YOUR INSTRUCTIONS:
Show all lines holding the string "وقایع".

[Dataset items]

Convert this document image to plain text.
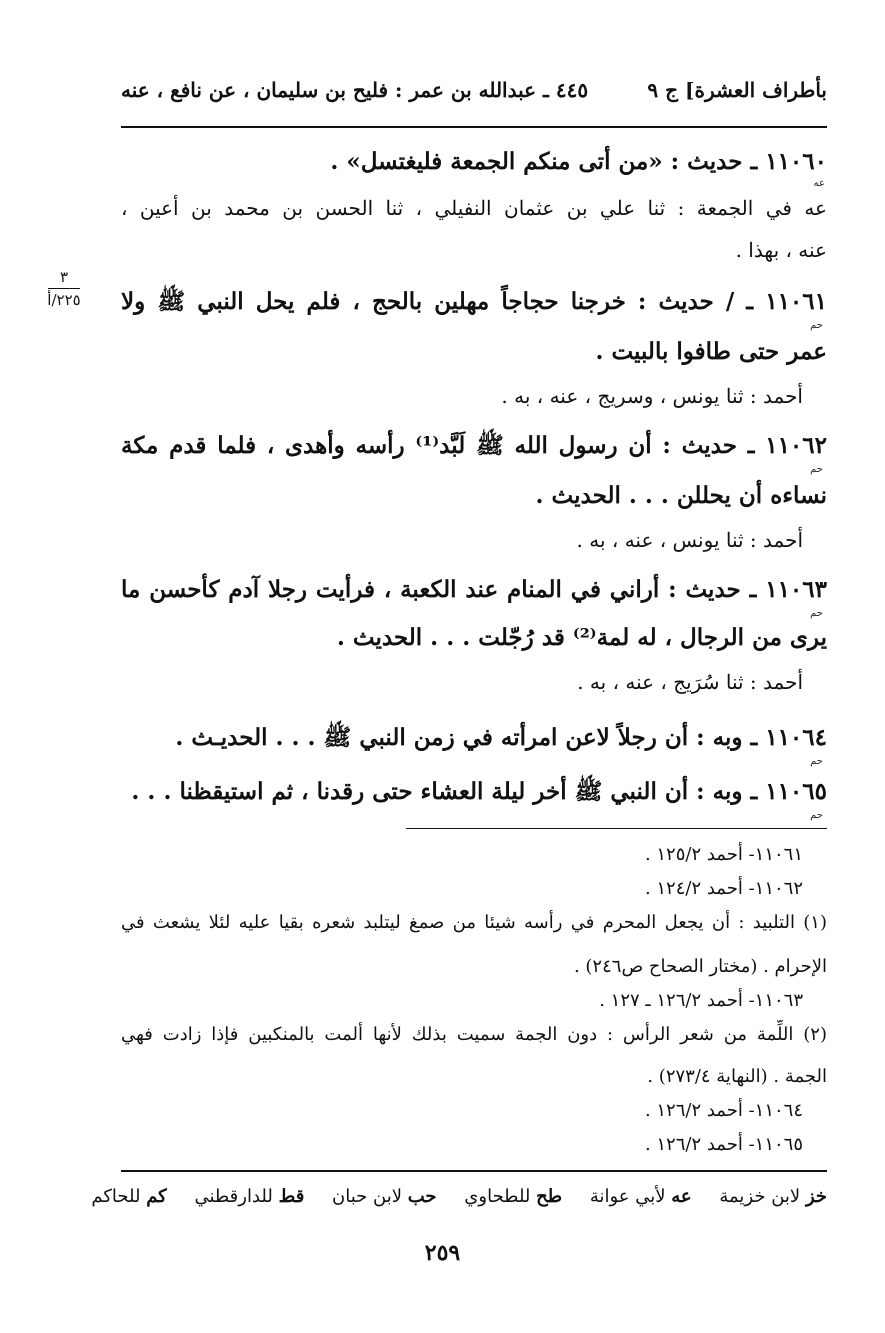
بأطراف العشرة] ج ٩
٤٤٥ ـ عبدالله بن عمر : فليح بن سليمان ، عن نافع ، عنه
٣
٢٢٥/أ
١١٠٦٠ ـ حديث : «من أتى منكم الجمعة فليغتسل» .
عه
عه في الجمعة : ثنا علي بن عثمان النفيلي ، ثنا الحسن بن محمد بن أعين ،
عنه ، بهذا .
١١٠٦١ ـ / حديث : خرجنا حجاجاً مهلين بالحج ، فلم يحل النبي ﷺ ولا
حم
عمر حتى طافوا بالبيت .
أحمد : ثنا يونس ، وسريج ، عنه ، به .
١١٠٦٢ ـ حديث : أن رسول الله ﷺ لَبَّد⁽¹⁾ رأسه وأهدى ، فلما قدم مكة
حم
نساءه أن يحللن . . . الحديث .
أحمد : ثنا يونس ، عنه ، به .
١١٠٦٣ ـ حديث : أراني في المنام عند الكعبة ، فرأيت رجلا آدم كأحسن ما
حم
يرى من الرجال ، له لمة⁽²⁾ قد رُجّلت . . . الحديث .
أحمد : ثنا سُرَيج ، عنه ، به .
١١٠٦٤ ـ وبه : أن رجلاً لاعن امرأته في زمن النبي ﷺ . . . الحديـث .
حم
١١٠٦٥ ـ وبه : أن النبي ﷺ أخر ليلة العشاء حتى رقدنا ، ثم استيقظنا . . .
حم
١١٠٦١- أحمد ١٢٥/٢ .
١١٠٦٢- أحمد ١٢٤/٢ .
(١) التلبيد : أن يجعل المحرم في رأسه شيئا من صمغ ليتلبد شعره بقيا عليه لئلا يشعث في
الإحرام . (مختار الصحاح ص٢٤٦) .
١١٠٦٣- أحمد ١٢٦/٢ ـ ١٢٧ .
(٢) اللِّمة من شعر الرأس : دون الجمة سميت بذلك لأنها ألمت بالمنكبين فإذا زادت فهي
الجمة . (النهاية ٢٧٣/٤) .
١١٠٦٤- أحمد ١٢٦/٢ .
١١٠٦٥- أحمد ١٢٦/٢ .
خز لابن خزيمة عه لأبي عوانة طح للطحاوي حب لابن حبان قط للدارقطني كم للحاكم
٢٥٩
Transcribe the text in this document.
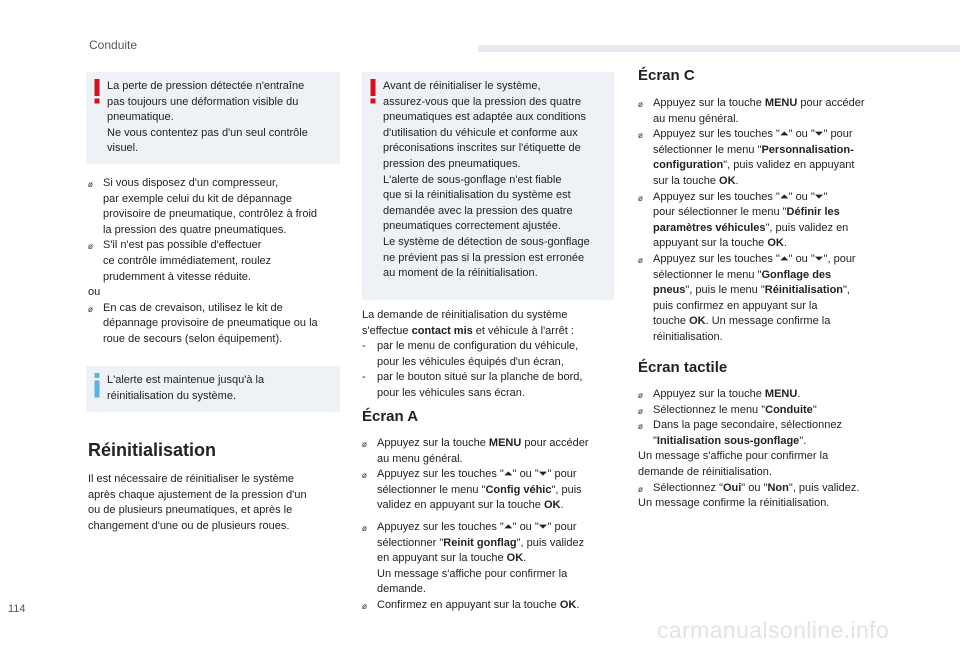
Conduite
La perte de pression détectée n'entraîne
pas toujours une déformation visible du
pneumatique.
Ne vous contentez pas d'un seul contrôle
visuel.
ø Si vous disposez d'un compresseur,
par exemple celui du kit de dépannage
provisoire de pneumatique, contrôlez à froid
la pression des quatre pneumatiques.
ø S'il n'est pas possible d'effectuer
ce contrôle immédiatement, roulez
prudemment à vitesse réduite.
ou
ø En cas de crevaison, utilisez le kit de
dépannage provisoire de pneumatique ou la
roue de secours (selon équipement).
L'alerte est maintenue jusqu'à la
réinitialisation du système.
Réinitialisation
Il est nécessaire de réinitialiser le système
après chaque ajustement de la pression d'un
ou de plusieurs pneumatiques, et après le
changement d'une ou de plusieurs roues.
Avant de réinitialiser le système,
assurez-vous que la pression des quatre
pneumatiques est adaptée aux conditions
d'utilisation du véhicule et conforme aux
préconisations inscrites sur l'étiquette de
pression des pneumatiques.
L'alerte de sous-gonflage n'est fiable
que si la réinitialisation du système est
demandée avec la pression des quatre
pneumatiques correctement ajustée.
Le système de détection de sous-gonflage
ne prévient pas si la pression est erronée
au moment de la réinitialisation.
La demande de réinitialisation du système
s'effectue contact mis et véhicule à l'arrêt :
- par le menu de configuration du véhicule,
pour les véhicules équipés d'un écran,
- par le bouton situé sur la planche de bord,
pour les véhicules sans écran.
Écran A
ø Appuyez sur la touche MENU pour accéder
au menu général.
ø Appuyez sur les touches "⏶" ou "⏷" pour
sélectionner le menu "Config véhic", puis
validez en appuyant sur la touche OK.
ø Appuyez sur les touches "⏶" ou "⏷" pour
sélectionner "Reinit gonflag", puis validez
en appuyant sur la touche OK.
Un message s'affiche pour confirmer la
demande.
ø Confirmez en appuyant sur la touche OK.
Écran C
ø Appuyez sur la touche MENU pour accéder
au menu général.
ø Appuyez sur les touches "⏶" ou "⏷" pour
sélectionner le menu "Personnalisation-
configuration", puis validez en appuyant
sur la touche OK.
ø Appuyez sur les touches "⏶" ou "⏷"
pour sélectionner le menu "Définir les
paramètres véhicules", puis validez en
appuyant sur la touche OK.
ø Appuyez sur les touches "⏶" ou "⏷", pour
sélectionner le menu "Gonflage des
pneus", puis le menu "Réinitialisation",
puis confirmez en appuyant sur la
touche OK. Un message confirme la
réinitialisation.
Écran tactile
ø Appuyez sur la touche MENU.
ø Sélectionnez le menu "Conduite"
ø Dans la page secondaire, sélectionnez
"Initialisation sous-gonflage".
Un message s'affiche pour confirmer la
demande de réinitialisation.
ø Sélectionnez "Oui" ou "Non", puis validez.
Un message confirme la réinitialisation.
114
carmanualsonline.info
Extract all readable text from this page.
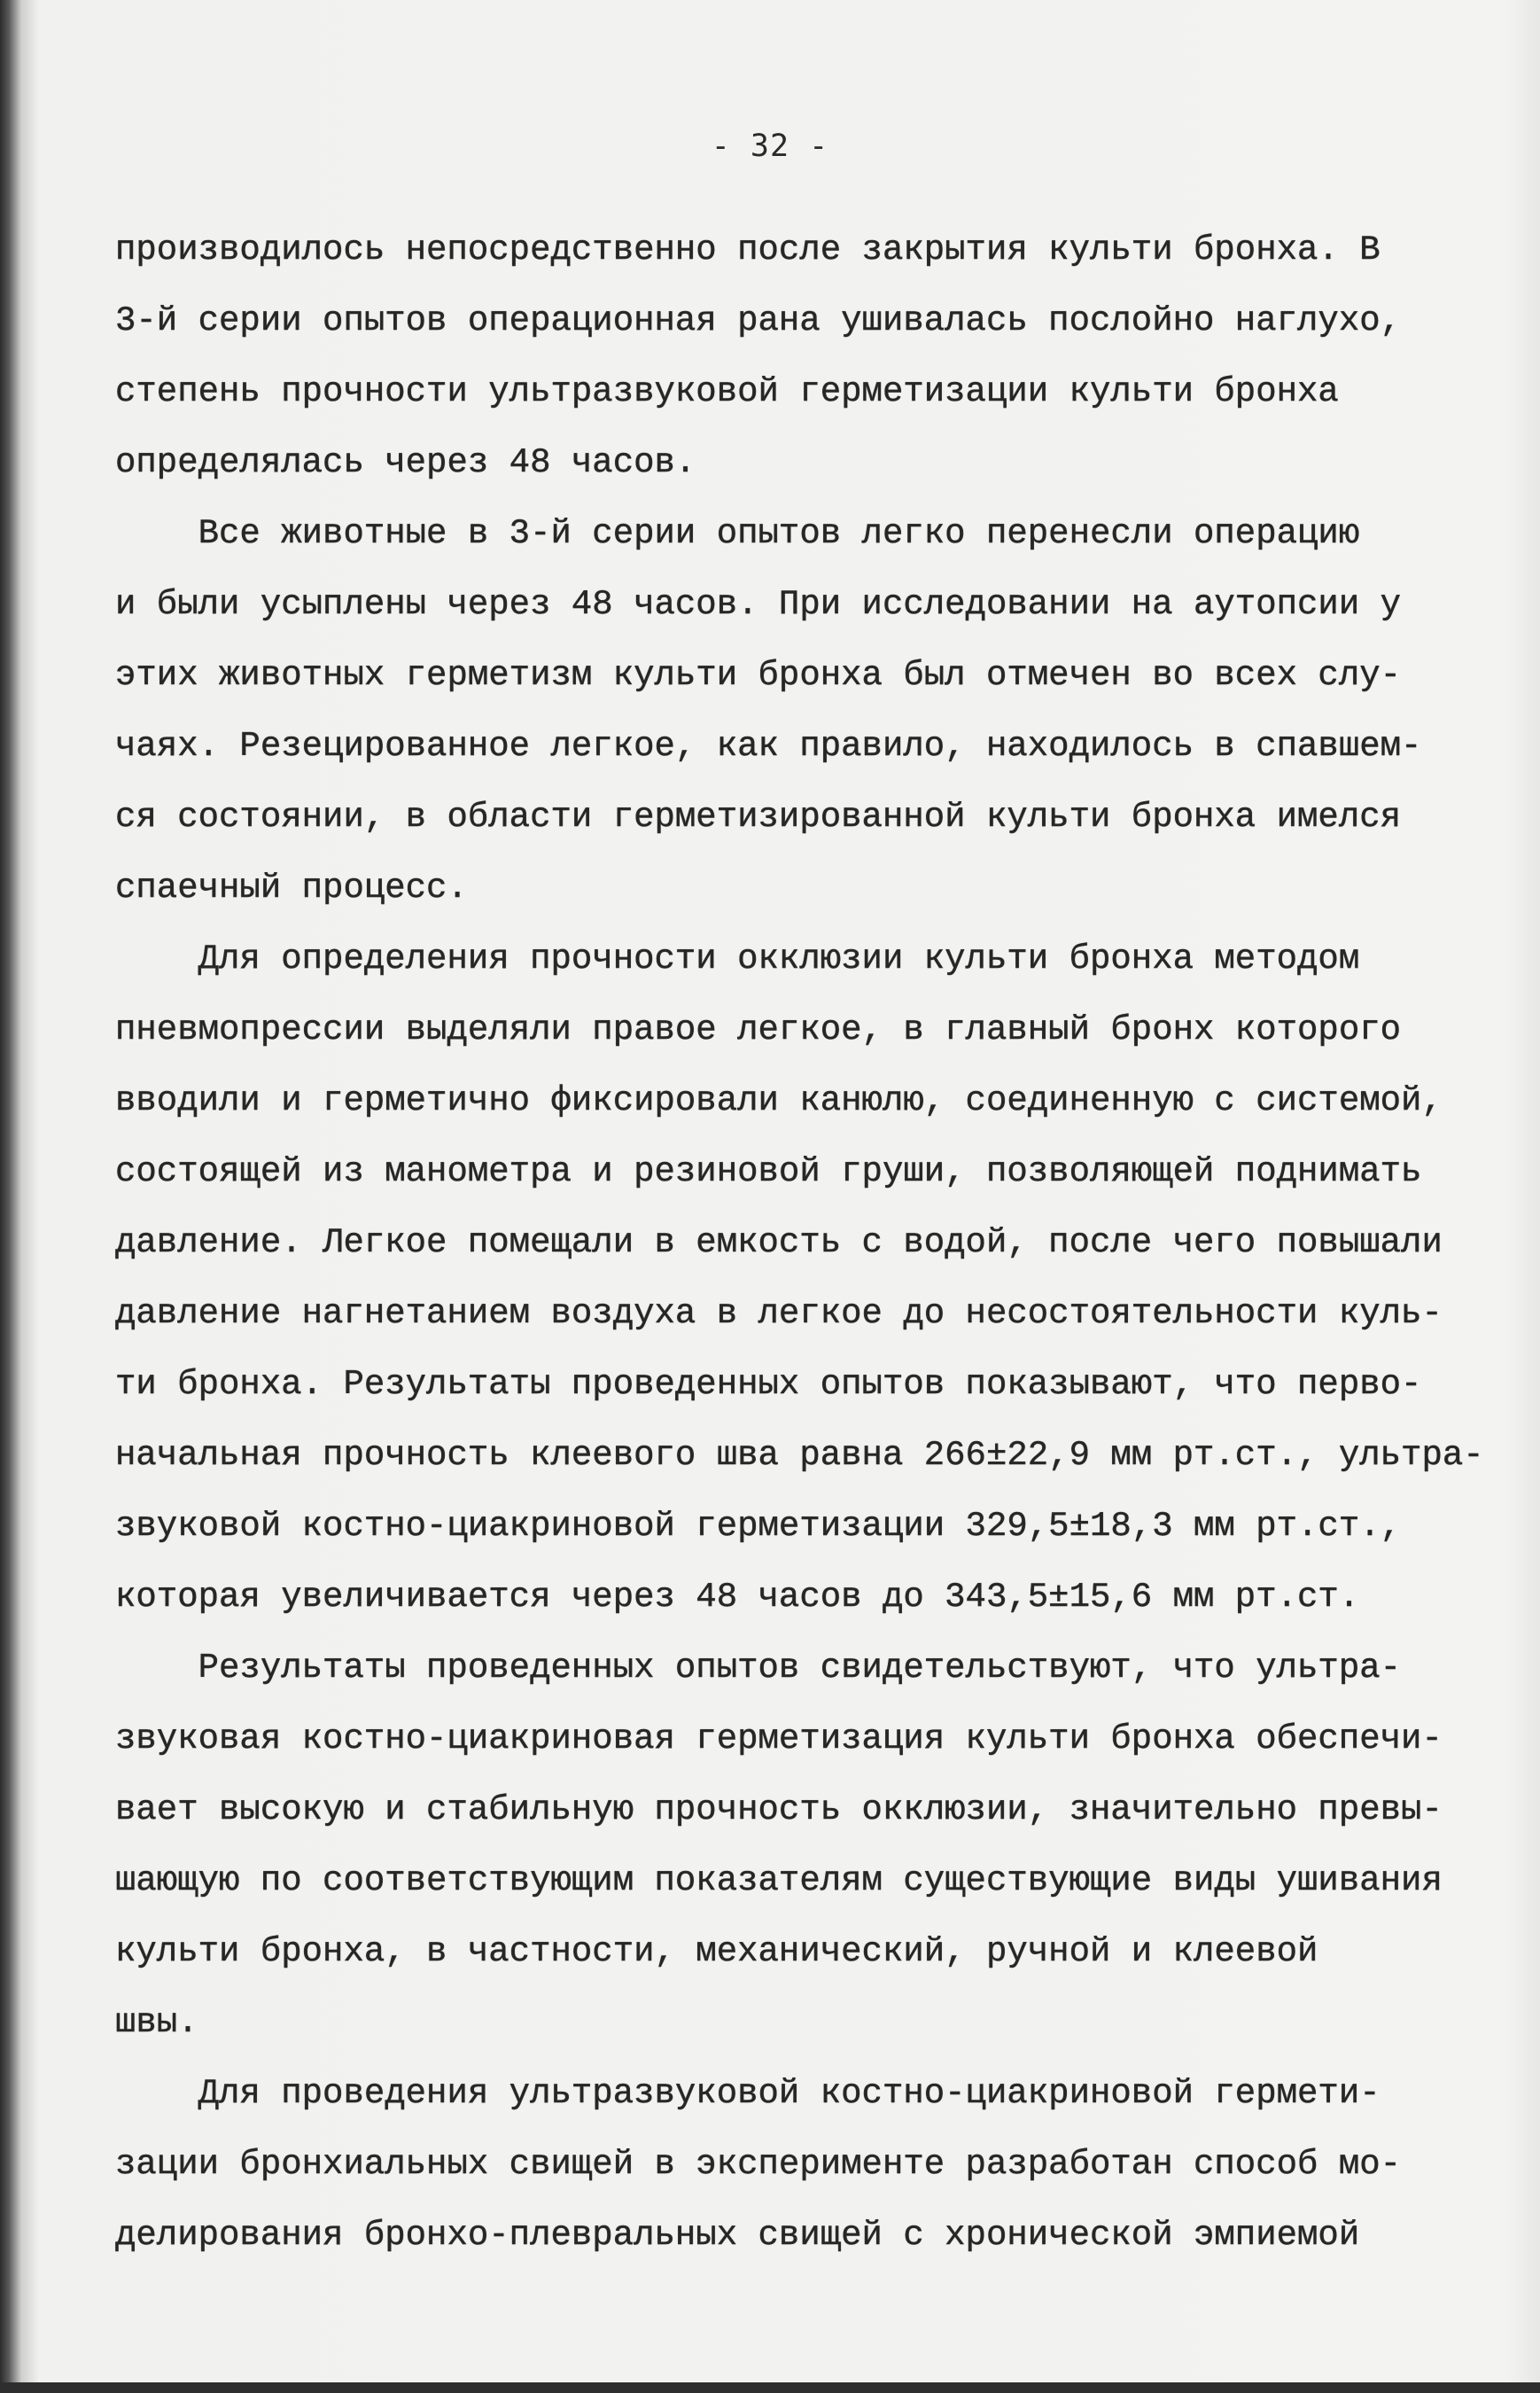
- 32 -

производилось непосредственно после закрытия культи бронха. В

3-й серии опытов операционная рана ушивалась послойно наглухо,

степень прочности ультразвуковой герметизации культи бронха

определялась через 48 часов.

Все животные в 3-й серии опытов легко перенесли операцию

и были усыплены через 48 часов. При исследовании на аутопсии у

этих животных герметизм культи бронха был отмечен во всех слу-

чаях. Резецированное легкое, как правило, находилось в спавшем-

ся состоянии, в области герметизированной культи бронха имелся

спаечный процесс.

Для определения прочности окклюзии культи бронха методом

пневмопрессии выделяли правое легкое, в главный бронх которого

вводили и герметично фиксировали канюлю, соединенную с системой,

состоящей из манометра и резиновой груши, позволяющей поднимать

давление. Легкое помещали в емкость с водой, после чего повышали

давление нагнетанием воздуха в легкое до несостоятельности куль-

ти бронха. Результаты проведенных опытов показывают, что перво-

начальная прочность клеевого шва равна 266±22,9 мм рт.ст., ультра-

звуковой костно-циакриновой герметизации 329,5±18,3 мм рт.ст.,

которая увеличивается через 48 часов до 343,5±15,6 мм рт.ст.

Результаты проведенных опытов свидетельствуют, что ультра-

звуковая костно-циакриновая герметизация культи бронха обеспечи-

вает высокую и стабильную прочность окклюзии, значительно превы-

шающую по соответствующим показателям существующие виды ушивания

культи бронха, в частности, механический, ручной и клеевой

швы.

Для проведения ультразвуковой костно-циакриновой гермети-

зации бронхиальных свищей в эксперименте разработан способ мо-

делирования бронхо-плевральных свищей с хронической эмпиемой
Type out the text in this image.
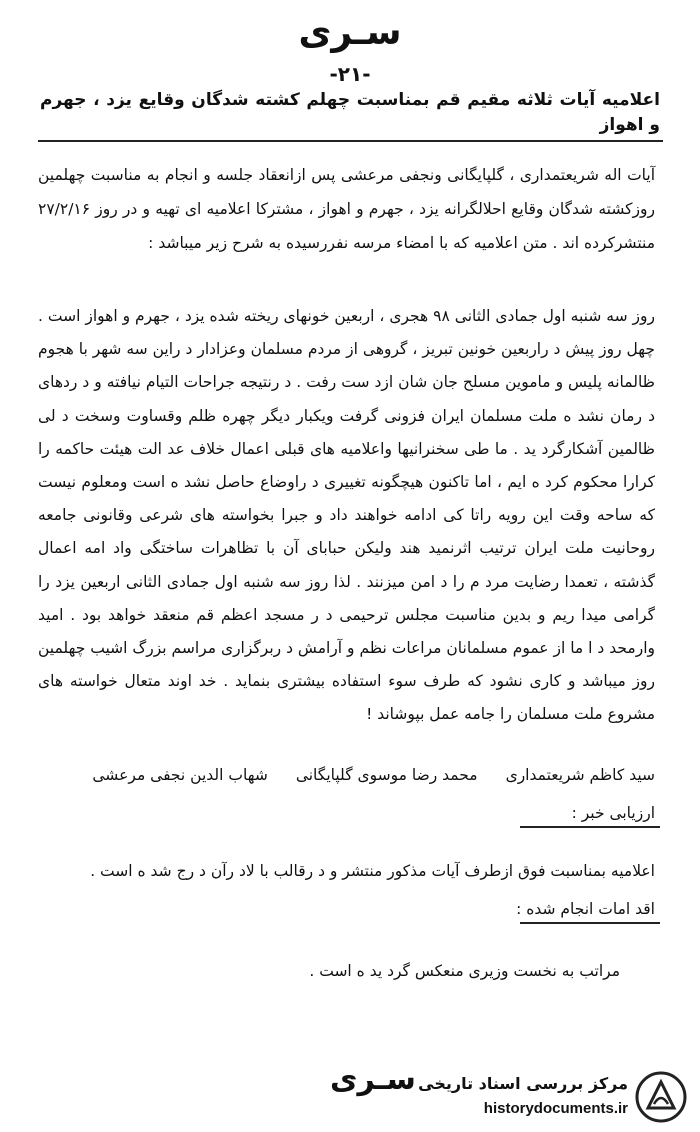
سـری
-۲۱-
اعلامیه آیات ثلاثه مقیم قم بمناسبت چهلم کشته شدگان وقایع یزد ، جهرم و اهواز
آیات اله شریعتمداری ، گلپایگانی ونجفی مرعشی پس ازانعقاد جلسه و انجام به مناسبت چهلمین روزکشته شدگان وقایع احلالگرانه یزد ، جهرم و اهواز ، مشترکا اعلامیه ای تهیه و در روز ۲۷/۲/۱۶ منتشرکرده اند . متن اعلامیه که با امضاء مرسه نفررسیده به شرح زیر میباشد :
روز سه شنبه اول جمادی الثانی ۹۸ هجری ، اربعین خونهای ریخته شده یزد ، جهرم و اهواز است . چهل روز پیش د راربعین خونین تبریز ، گروهی از مردم مسلمان وعزادار د راین سه شهر با هجوم ظالمانه پلیس و ماموین مسلح جان شان ازد ست رفت . د رنتیجه جراحات التیام نیافته و د ردهای د رمان نشد ه ملت مسلمان ایران فزونی گرفت ویکبار دیگر چهره ظلم وقساوت وسخت د لی ظالمین آشکارگرد ید . ما طی سخنرانیها واعلامیه های قبلی اعمال خلاف عد الت هیئت حاکمه را کرارا محکوم کرد ه ایم ، اما تاکنون هیچگونه تغییری د راوضاع حاصل نشد ه است ومعلوم نیست که ساحه وقت این رویه راتا کی ادامه خواهند داد و جبرا بخواسته های شرعی وقانونی جامعه روحانیت ملت ایران ترتیب اثرنمید هند ولیکن حبابای آن با تظاهرات ساختگی واد امه اعمال گذشته ، تعمدا رضایت مرد م را د امن میزنند . لذا روز سه شنبه اول جمادی الثانی اربعین یزد را گرامی میدا ریم و بدین مناسبت مجلس ترحیمی د ر مسجد اعظم قم منعقد خواهد بود . امید وارمحد د ا ما از عموم مسلمانان مراعات نظم و آرامش د ربرگزاری مراسم بزرگ اشیب چهلمین روز میباشد و کاری نشود که طرف سوء استفاده بیشتری بنماید . خد اوند متعال خواسته های مشروع ملت مسلمان را جامه عمل بپوشاند !
سید کاظم شریعتمداری
محمد رضا موسوی گلپایگانی
شهاب الدین نجفی مرعشی
ارزیابی خبر :
اعلامیه بمناسبت فوق ازطرف آیات مذکور منتشر و د رقالب با لاد رآن د رج شد ه است .
اقد امات انجام شده :
مراتب به نخست وزیری منعکس گرد ید ه است .
سـری مرکز بررسی اسناد تاریخی
historydocuments.ir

RESPONSE FOR THIS EXERCISE:
اعلامیه آیات ثلاثه مقیم قم بمناسبت چهلم کشته شدگان وقایع یزد ، جهرم و اهواز
آیات اله شریعتمداری ، گلپایگانی ونجفی مرعشی پس ازانعقاد جلسه و انجام به مناسبت چهلمین روزکشته شدگان وقایع احلالگرانه یزد ، جهرم و اهواز ، مشترکا اعلامیه ای تهیه و در روز ۲۷/۲/۱۶ منتشرکرده اند . متن اعلامیه که با امضاء مرسه نفررسیده به شرح زیر میباشد :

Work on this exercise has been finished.